I try to look back and think about the past ten years of my life. In 2008, I graduated from university, sure that I’d conquer the world. I had dreams, some mighty and some small, and a direction in which I assumed I would travel.
Silly me, naive even with a college degree.
All kidding aside, I couldn’t even begin to imagine, back in 2008, where my life would, in reality, take me. I did not imagine falling in love, marrying, procreating, entrepreneur-ing and traveling to be so very much a part of my life.
To be honest, I don’t think I ever imagined what my life could really be like. Now I can’t imagine it being any different.
Valley roots with a traveler’s soul.
I have lived in the Rio Grande Valley of South Texas for most of my life. Now, don’t let the inclusion of the word “valley” fool you; there are no mountains in sight. The RGV is, more accurately, a flood plain valley. Semantics aside, it is flat and dry. Oh, and it is randomly windy.
Nonetheless, it has been home for me for more than 25 years, and if we ever move away from the area, I will truly miss it. But, in the short five years I have been married, my husband has managed to show me some amazing wonders that this earth has to share. Of all the beautiful places, small and large, that we have since seen in the past few years, the mountains are simply always breathtaking. The grandeur of these giants really just takes my breath away, every single time.

### [Data supplied]

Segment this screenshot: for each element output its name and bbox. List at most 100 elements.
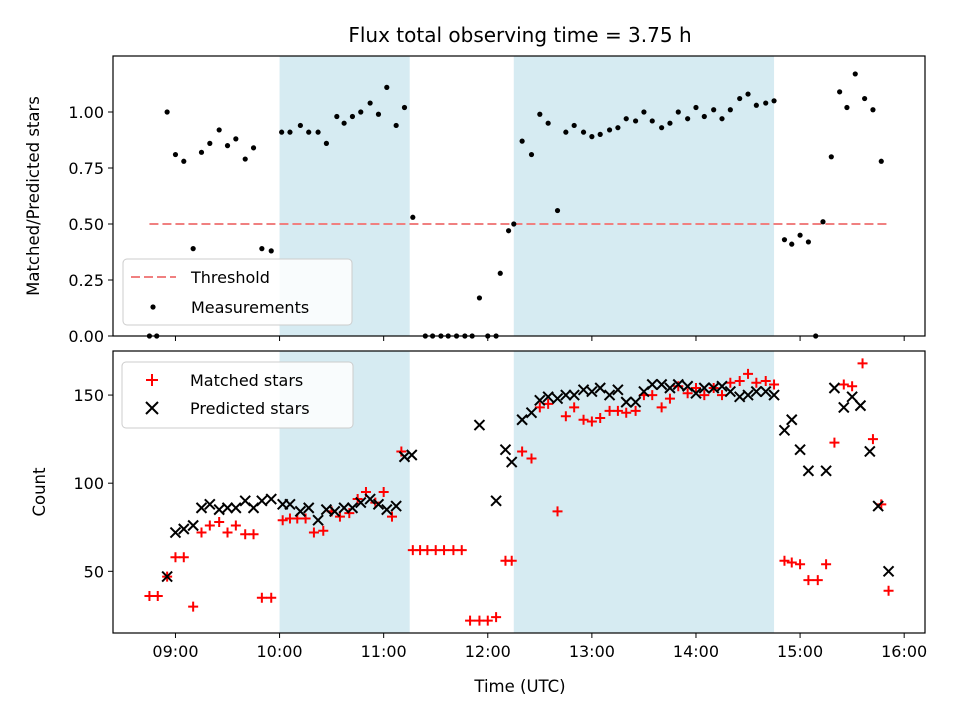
...
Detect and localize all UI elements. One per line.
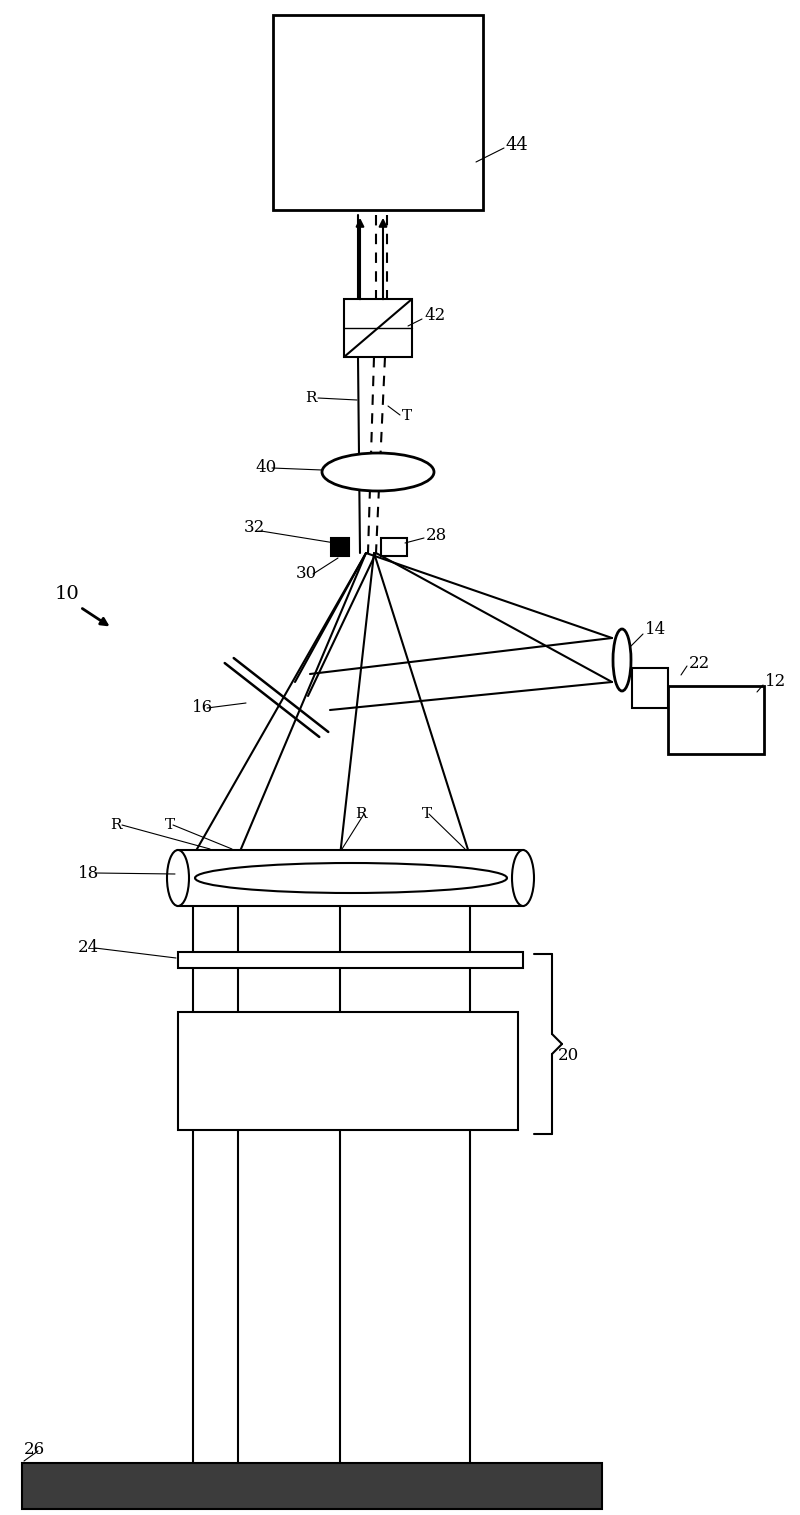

### [Problems to work on]
A. According to the essay, for how many years has the Rio Grande Valley been home?
B. Copy the essay word for word, everything from "Silly me, naive" down to "part of my life.".
Work from the essay alone.

### [Task-by-task outputs]
A. More than 25 years.

B.
Silly me, naive even with a college degree.
All kidding aside, I couldn’t even begin to imagine, back in 2008, where my life would, in reality, take me. I did not imagine falling in love, marrying, procreating, entrepreneur-ing and traveling to be so very much a part of my life.